**What the task asks:**
Copy the material that follows word for word and omit its pictures.

::::::

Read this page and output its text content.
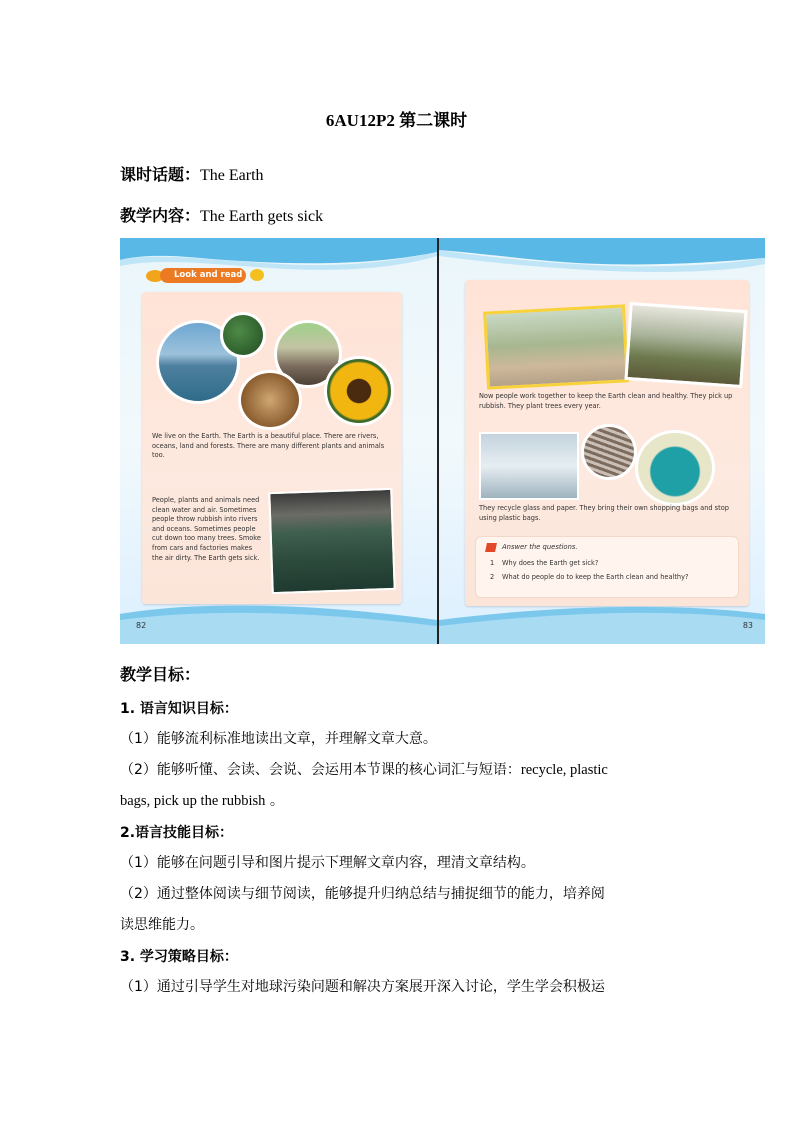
6AU12P2 第二课时
课时话题：The Earth
教学内容：The Earth gets sick
Look and read
We live on the Earth. The Earth is a beautiful place. There are rivers, oceans, land and forests. There are many different plants and animals too.
People, plants and animals need clean water and air. Sometimes people throw rubbish into rivers and oceans. Sometimes people cut down too many trees. Smoke from cars and factories makes the air dirty. The Earth gets sick.
82
Now people work together to keep the Earth clean and healthy. They pick up rubbish. They plant trees every year.
They recycle glass and paper. They bring their own shopping bags and stop using plastic bags.
Answer the questions.
1 Why does the Earth get sick?
2 What do people do to keep the Earth clean and healthy?
83
教学目标：
1. 语言知识目标：
（1）能够流利标准地读出文章，并理解文章大意。
（2）能够听懂、会读、会说、会运用本节课的核心词汇与短语：recycle, plastic
bags, pick up the rubbish 。
2.语言技能目标：
（1）能够在问题引导和图片提示下理解文章内容，理清文章结构。
（2）通过整体阅读与细节阅读，能够提升归纳总结与捕捉细节的能力，培养阅
读思维能力。
3. 学习策略目标：
（1）通过引导学生对地球污染问题和解决方案展开深入讨论，学生学会积极运
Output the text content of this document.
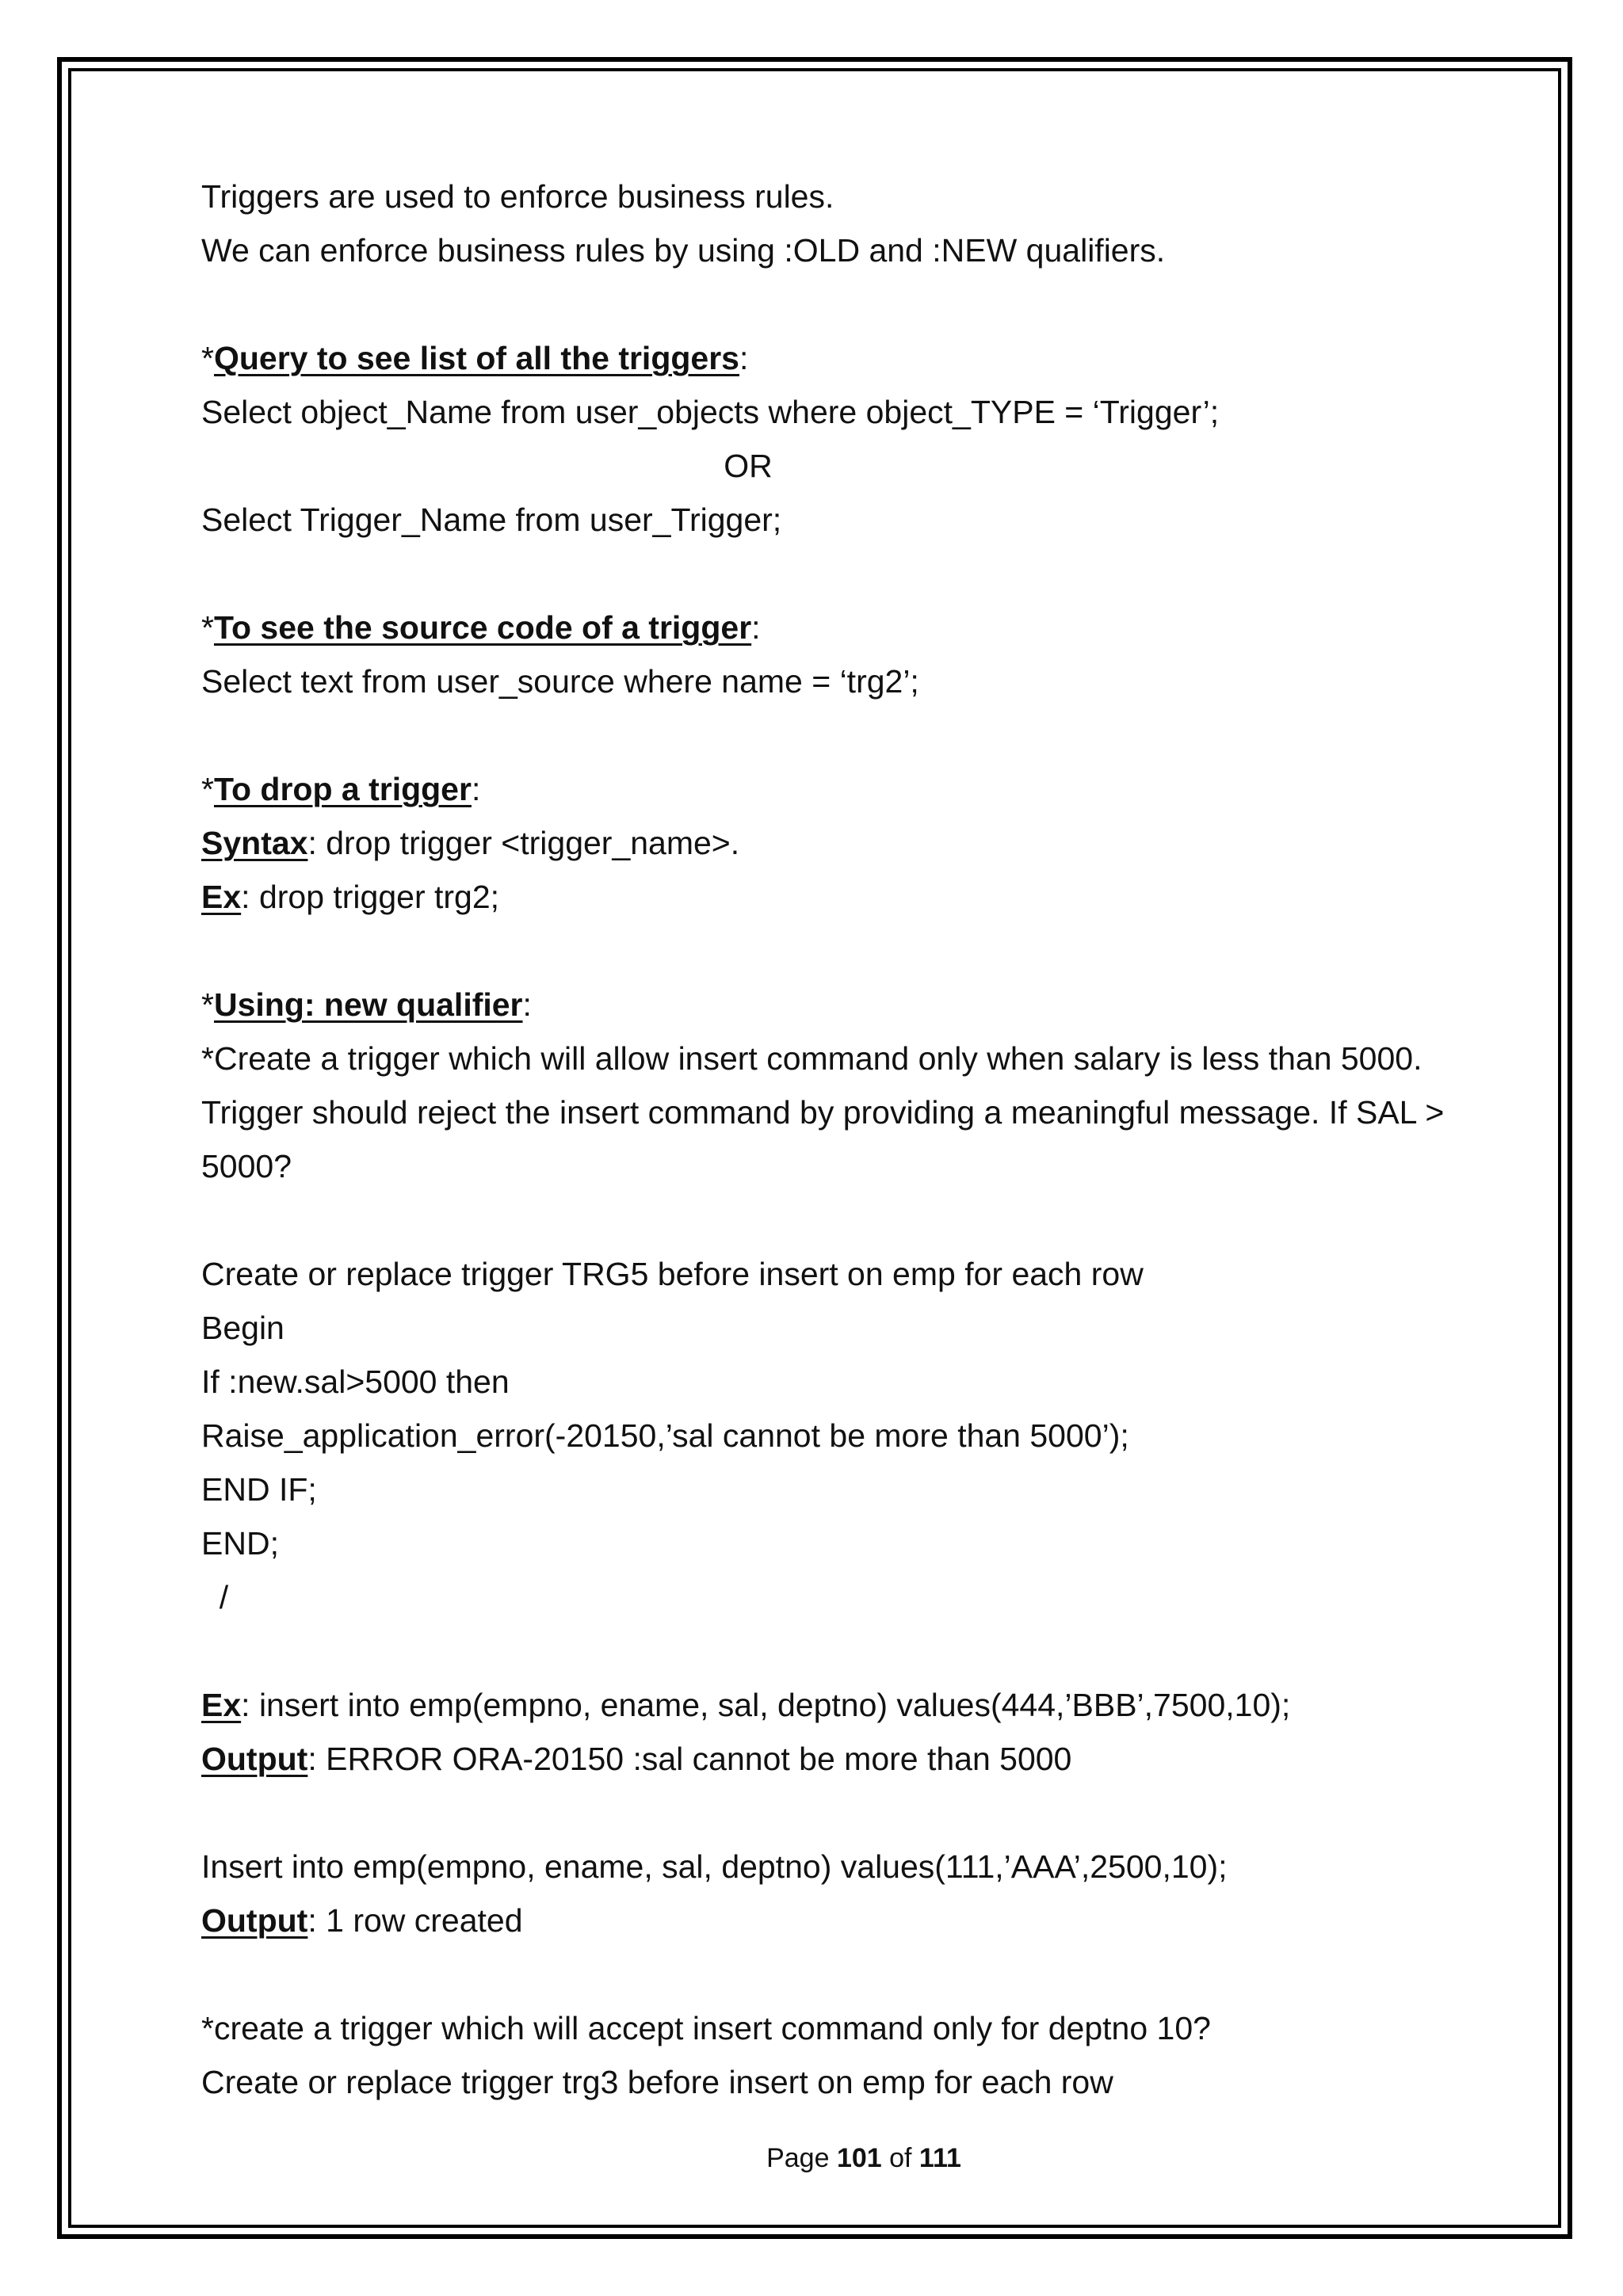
Triggers are used to enforce business rules.
We can enforce business rules by using :OLD and :NEW qualifiers.
*Query to see list of all the triggers:
Select object_Name from user_objects where object_TYPE = ‘Trigger’;
OR
Select Trigger_Name from user_Trigger;
*To see the source code of a trigger:
Select text from user_source where name = ‘trg2’;
*To drop a trigger:
Syntax: drop trigger <trigger_name>.
Ex: drop trigger trg2;
*Using: new qualifier:
*Create a trigger which will allow insert command only when salary is less than 5000.
Trigger should reject the insert command by providing a meaningful message. If SAL >
5000?
Create or replace trigger TRG5 before insert on emp for each row
Begin
If :new.sal>5000 then
Raise_application_error(-20150,’sal cannot be more than 5000’);
END IF;
END;
/
Ex: insert into emp(empno, ename, sal, deptno) values(444,’BBB’,7500,10);
Output: ERROR ORA-20150 :sal cannot be more than 5000
Insert into emp(empno, ename, sal, deptno) values(111,’AAA’,2500,10);
Output: 1 row created
*create a trigger which will accept insert command only for deptno 10?
Create or replace trigger trg3 before insert on emp for each row
Page 101 of 111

::::::

**Written response:**
Read this page and output its text content.
6AU12P2 第二课时
课时话题：The Earth
教学内容：The Earth gets sick
Look and read
We live on the Earth. The Earth is a beautiful place. There are rivers, oceans, land and forests. There are many different plants and animals too.
People, plants and animals need clean water and air. Sometimes people throw rubbish into rivers and oceans. Sometimes people cut down too many trees. Smoke from cars and factories makes the air dirty. The Earth gets sick.
82
Now people work together to keep the Earth clean and healthy. They pick up rubbish. They plant trees every year.
They recycle glass and paper. They bring their own shopping bags and stop using plastic bags.
Answer the questions.
1 Why does the Earth get sick?
2 What do people do to keep the Earth clean and healthy?
83
教学目标：
1. 语言知识目标：
（1）能够流利标准地读出文章，并理解文章大意。
（2）能够听懂、会读、会说、会运用本节课的核心词汇与短语：recycle, plastic
bags, pick up the rubbish 。
2.语言技能目标：
（1）能够在问题引导和图片提示下理解文章内容，理清文章结构。
（2）通过整体阅读与细节阅读，能够提升归纳总结与捕捉细节的能力，培养阅
读思维能力。
3. 学习策略目标：
（1）通过引导学生对地球污染问题和解决方案展开深入讨论，学生学会积极运
Output the text content of this document.
Triggers are used to enforce business rules.
We can enforce business rules by using :OLD and :NEW qualifiers.
*Query to see list of all the triggers:
Select object_Name from user_objects where object_TYPE = ‘Trigger’;
OR
Select Trigger_Name from user_Trigger;
*To see the source code of a trigger:
Select text from user_source where name = ‘trg2’;
*To drop a trigger:
Syntax: drop trigger <trigger_name>.
Ex: drop trigger trg2;
*Using: new qualifier:
*Create a trigger which will allow insert command only when salary is less than 5000.
Trigger should reject the insert command by providing a meaningful message. If SAL >
5000?
Create or replace trigger TRG5 before insert on emp for each row
Begin
If :new.sal>5000 then
Raise_application_error(-20150,’sal cannot be more than 5000’);
END IF;
END;
/
Ex: insert into emp(empno, ename, sal, deptno) values(444,’BBB’,7500,10);
Output: ERROR ORA-20150 :sal cannot be more than 5000
Insert into emp(empno, ename, sal, deptno) values(111,’AAA’,2500,10);
Output: 1 row created
*create a trigger which will accept insert command only for deptno 10?
Create or replace trigger trg3 before insert on emp for each row
Page 101 of 111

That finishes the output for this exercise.